[Data entries for graphics]
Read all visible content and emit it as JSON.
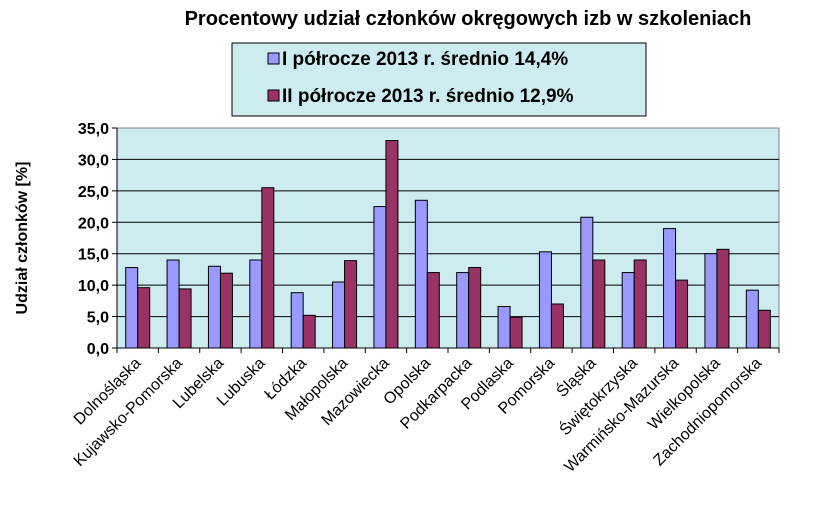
{
  "chart_data": {
    "type": "bar",
    "title": "Procentowy  udział  członków  okręgowych  izb  w  szkoleniach",
    "xlabel": "",
    "ylabel": "Udział  członków  [%]",
    "ylim": [
      0,
      35
    ],
    "yticks": [
      "0,0",
      "5,0",
      "10,0",
      "15,0",
      "20,0",
      "25,0",
      "30,0",
      "35,0"
    ],
    "grid": true,
    "legend_position": "top-center",
    "categories": [
      "Dolnośląska",
      "Kujawsko-Pomorska",
      "Lubelska",
      "Lubuska",
      "Łódzka",
      "Małopolska",
      "Mazowiecka",
      "Opolska",
      "Podkarpacka",
      "Podlaska",
      "Pomorska",
      "Śląska",
      "Świętokrzyska",
      "Warmińsko-Mazurska",
      "Wielkopolska",
      "Zachodniopomorska"
    ],
    "series": [
      {
        "name": "I półrocze 2013 r. średnio 14,4%",
        "color": "#9999FF",
        "values": [
          12.8,
          14.0,
          13.0,
          14.0,
          8.8,
          10.5,
          22.5,
          23.5,
          12.0,
          6.6,
          15.3,
          20.8,
          12.0,
          19.0,
          15.0,
          9.2
        ]
      },
      {
        "name": "II półrocze 2013 r. średnio 12,9%",
        "color": "#993366",
        "values": [
          9.6,
          9.4,
          11.9,
          25.5,
          5.2,
          13.9,
          33.0,
          12.0,
          12.8,
          4.9,
          7.0,
          14.0,
          14.0,
          10.8,
          15.7,
          6.0
        ]
      }
    ],
    "plot_bg": "#CCECF0",
    "legend_bg": "#CCECF0"
  }
}
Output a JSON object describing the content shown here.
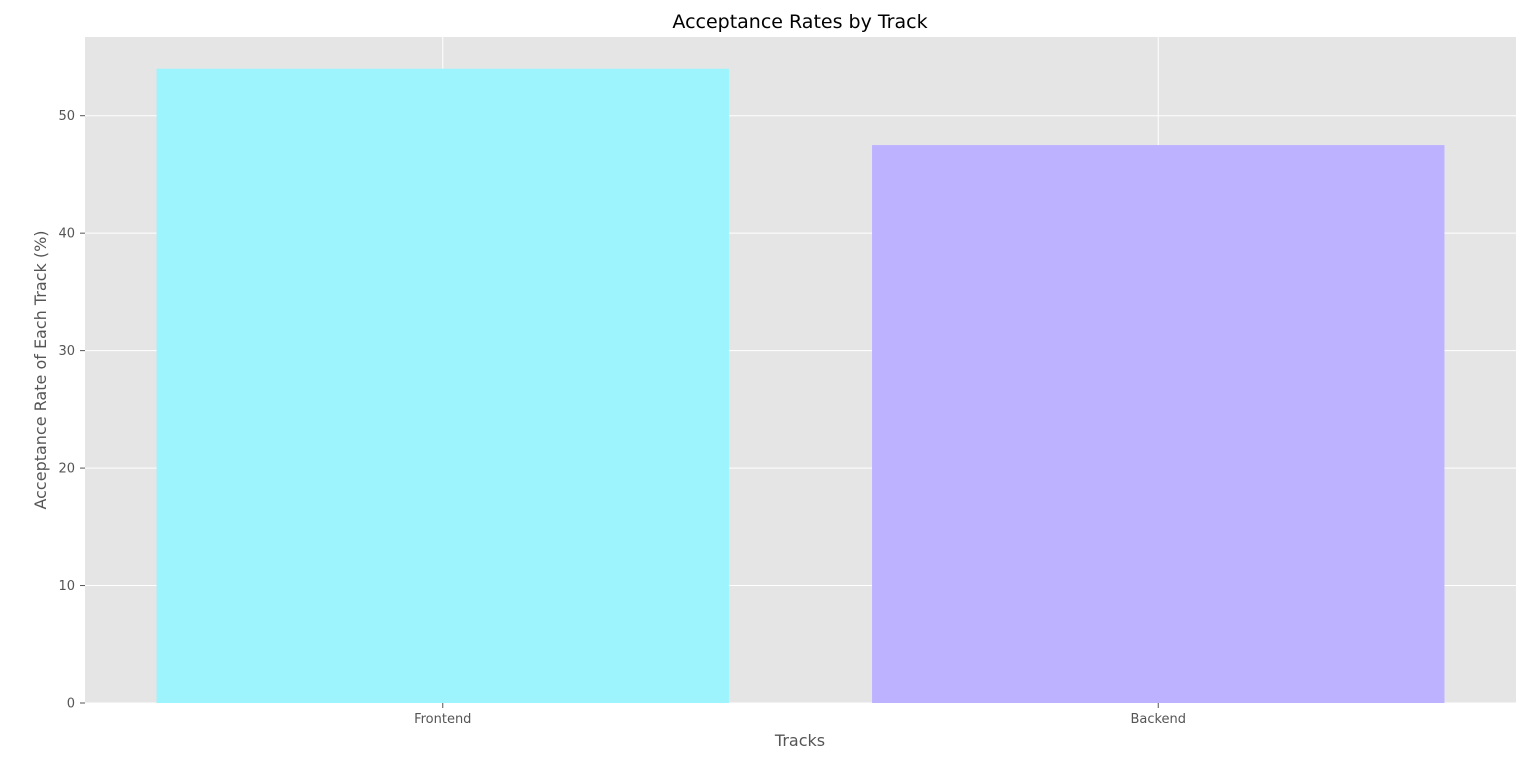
{
  "chart_data": {
    "type": "bar",
    "title": "Acceptance Rates by Track",
    "xlabel": "Tracks",
    "ylabel": "Acceptance Rate of Each Track (%)",
    "categories": [
      "Frontend",
      "Backend"
    ],
    "values": [
      54.0,
      47.5
    ],
    "colors": [
      "#9df4fd",
      "#bdb2ff"
    ],
    "ylim": [
      0,
      56.7
    ],
    "yticks": [
      0,
      10,
      20,
      30,
      40,
      50
    ],
    "grid": true,
    "legend": "none",
    "background_color": "#e5e5e5",
    "grid_color": "#ffffff"
  }
}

TASK DESCRIPTION >> Repeat verbatim the lines from the one holding "Output a JSON" through the end of the listing above, both ends included, but not the pictures.

WRITTEN ANSWER >>
Output a JSON object describing the content shown here.
{
  "chart_data": {
    "type": "bar",
    "title": "Acceptance Rates by Track",
    "xlabel": "Tracks",
    "ylabel": "Acceptance Rate of Each Track (%)",
    "categories": [
      "Frontend",
      "Backend"
    ],
    "values": [
      54.0,
      47.5
    ],
    "colors": [
      "#9df4fd",
      "#bdb2ff"
    ],
    "ylim": [
      0,
      56.7
    ],
    "yticks": [
      0,
      10,
      20,
      30,
      40,
      50
    ],
    "grid": true,
    "legend": "none",
    "background_color": "#e5e5e5",
    "grid_color": "#ffffff"
  }
}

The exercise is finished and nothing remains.